• **WHAT YOU WILL DO**:
Copy out every line of the records where the string "title" occurs.

• **DATASET EXTRACT**:
****************
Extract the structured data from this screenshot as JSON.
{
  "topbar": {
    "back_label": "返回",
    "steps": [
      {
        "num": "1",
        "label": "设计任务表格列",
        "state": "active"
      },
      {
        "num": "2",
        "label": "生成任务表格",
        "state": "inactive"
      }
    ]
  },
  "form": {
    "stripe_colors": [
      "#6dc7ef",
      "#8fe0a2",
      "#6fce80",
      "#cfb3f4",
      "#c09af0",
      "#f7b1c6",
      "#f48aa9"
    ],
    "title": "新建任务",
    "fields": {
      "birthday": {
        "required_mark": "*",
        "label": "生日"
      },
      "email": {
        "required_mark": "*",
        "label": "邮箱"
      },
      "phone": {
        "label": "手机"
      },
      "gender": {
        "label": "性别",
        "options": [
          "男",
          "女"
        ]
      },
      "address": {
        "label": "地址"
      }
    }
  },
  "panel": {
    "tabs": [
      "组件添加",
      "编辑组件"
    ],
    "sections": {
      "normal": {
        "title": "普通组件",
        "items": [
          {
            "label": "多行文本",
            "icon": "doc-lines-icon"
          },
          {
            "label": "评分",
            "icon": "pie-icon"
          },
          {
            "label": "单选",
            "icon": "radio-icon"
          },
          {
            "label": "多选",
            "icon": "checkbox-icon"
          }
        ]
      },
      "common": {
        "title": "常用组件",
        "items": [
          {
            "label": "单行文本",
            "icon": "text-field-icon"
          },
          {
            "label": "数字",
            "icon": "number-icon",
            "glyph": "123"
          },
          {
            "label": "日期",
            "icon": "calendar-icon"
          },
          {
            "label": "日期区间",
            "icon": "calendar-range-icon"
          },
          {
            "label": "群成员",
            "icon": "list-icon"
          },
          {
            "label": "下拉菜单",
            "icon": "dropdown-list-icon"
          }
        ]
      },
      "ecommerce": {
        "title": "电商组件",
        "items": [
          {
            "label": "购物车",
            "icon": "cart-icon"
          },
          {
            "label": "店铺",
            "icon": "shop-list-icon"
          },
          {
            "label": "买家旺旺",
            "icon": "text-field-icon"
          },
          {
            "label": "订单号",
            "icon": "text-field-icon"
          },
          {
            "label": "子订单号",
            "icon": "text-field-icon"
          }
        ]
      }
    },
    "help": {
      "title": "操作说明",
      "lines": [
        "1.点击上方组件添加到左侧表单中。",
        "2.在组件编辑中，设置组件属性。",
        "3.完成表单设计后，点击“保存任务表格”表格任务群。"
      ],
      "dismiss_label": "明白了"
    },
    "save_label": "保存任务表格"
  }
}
****************
• **FINAL ANSWER**:
    "title": "新建任务",
        "title": "普通组件",
        "title": "常用组件",
        "title": "电商组件",
      "title": "操作说明",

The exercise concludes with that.